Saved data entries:
▬▬▬▬▬▬
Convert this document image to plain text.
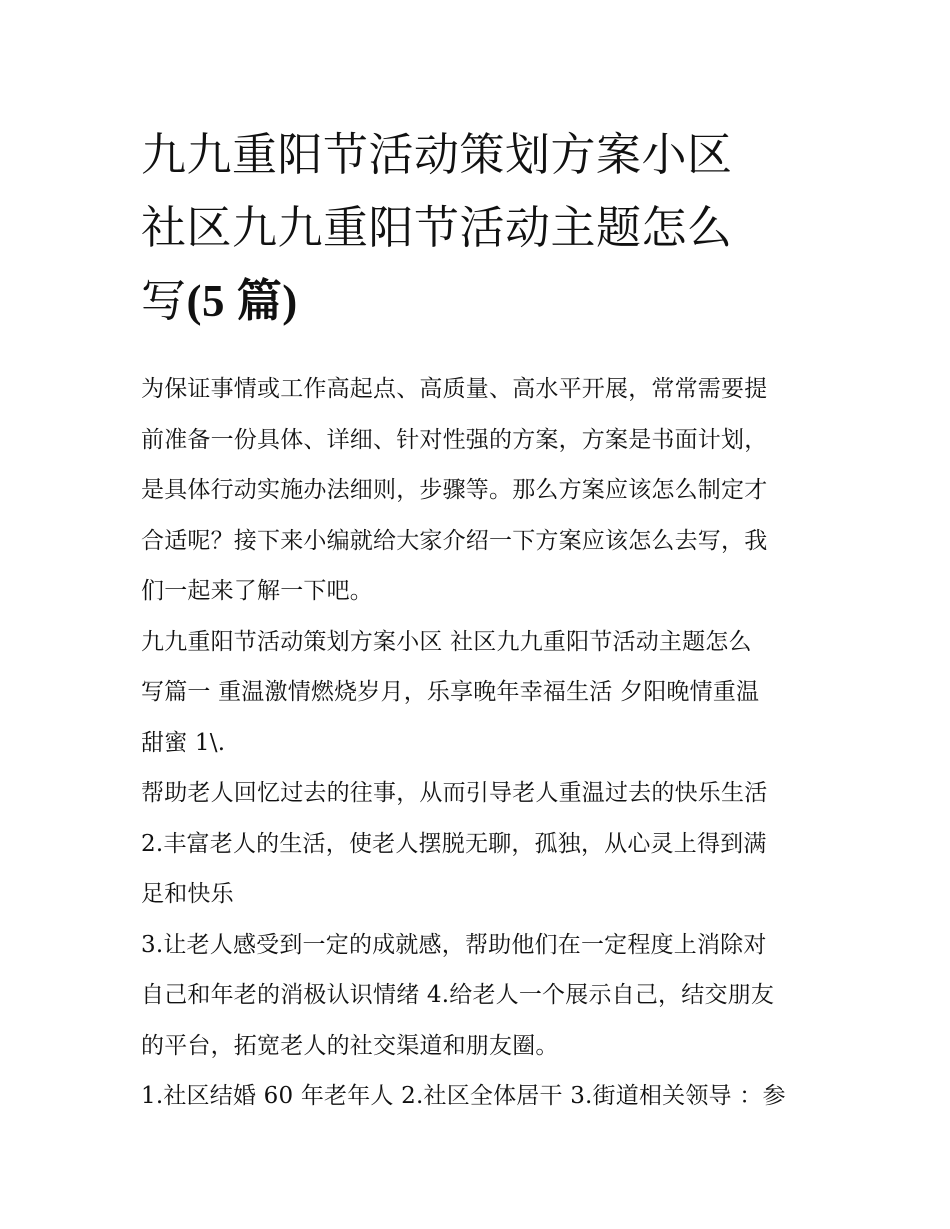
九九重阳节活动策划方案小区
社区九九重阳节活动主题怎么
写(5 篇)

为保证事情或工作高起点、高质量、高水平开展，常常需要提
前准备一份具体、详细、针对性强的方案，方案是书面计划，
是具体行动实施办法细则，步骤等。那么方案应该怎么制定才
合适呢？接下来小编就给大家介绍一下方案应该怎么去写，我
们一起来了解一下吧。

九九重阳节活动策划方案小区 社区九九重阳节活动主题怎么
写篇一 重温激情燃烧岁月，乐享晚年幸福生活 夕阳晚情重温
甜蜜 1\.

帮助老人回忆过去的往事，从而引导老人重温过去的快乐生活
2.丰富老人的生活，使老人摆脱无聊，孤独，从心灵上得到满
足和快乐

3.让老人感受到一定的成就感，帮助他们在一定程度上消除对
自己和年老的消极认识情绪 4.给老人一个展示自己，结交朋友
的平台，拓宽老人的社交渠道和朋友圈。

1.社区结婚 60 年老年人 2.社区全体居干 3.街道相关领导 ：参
▬▬▬▬▬▬
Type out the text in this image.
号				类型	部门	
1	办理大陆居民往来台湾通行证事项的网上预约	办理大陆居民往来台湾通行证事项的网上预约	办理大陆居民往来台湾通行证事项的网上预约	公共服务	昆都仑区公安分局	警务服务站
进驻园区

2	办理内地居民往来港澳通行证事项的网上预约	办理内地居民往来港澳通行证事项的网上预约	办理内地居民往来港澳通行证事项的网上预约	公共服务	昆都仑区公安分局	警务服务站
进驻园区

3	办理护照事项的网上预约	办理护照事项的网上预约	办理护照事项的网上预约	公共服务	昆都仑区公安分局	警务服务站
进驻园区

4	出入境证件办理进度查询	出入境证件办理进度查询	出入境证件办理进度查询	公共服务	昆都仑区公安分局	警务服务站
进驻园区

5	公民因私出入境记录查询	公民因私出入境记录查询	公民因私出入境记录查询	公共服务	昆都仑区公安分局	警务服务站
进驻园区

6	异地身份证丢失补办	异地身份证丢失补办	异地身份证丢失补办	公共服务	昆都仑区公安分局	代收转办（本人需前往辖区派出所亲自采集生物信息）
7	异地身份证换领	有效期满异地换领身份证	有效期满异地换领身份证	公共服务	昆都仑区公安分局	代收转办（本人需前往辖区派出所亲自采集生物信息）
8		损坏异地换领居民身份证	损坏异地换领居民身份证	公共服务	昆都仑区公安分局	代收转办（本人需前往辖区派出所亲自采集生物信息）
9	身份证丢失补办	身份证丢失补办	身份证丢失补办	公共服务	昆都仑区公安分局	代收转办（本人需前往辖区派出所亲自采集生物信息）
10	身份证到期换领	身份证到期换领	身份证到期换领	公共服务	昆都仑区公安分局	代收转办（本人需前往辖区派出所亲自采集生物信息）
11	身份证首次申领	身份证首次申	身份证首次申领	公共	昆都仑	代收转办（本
▬▬▬▬▬▬
Exercise details: Write out each line of the data that holds the string "社区九九重阳节活动主题怎么".

Response to the task:
社区九九重阳节活动主题怎么
九九重阳节活动策划方案小区 社区九九重阳节活动主题怎么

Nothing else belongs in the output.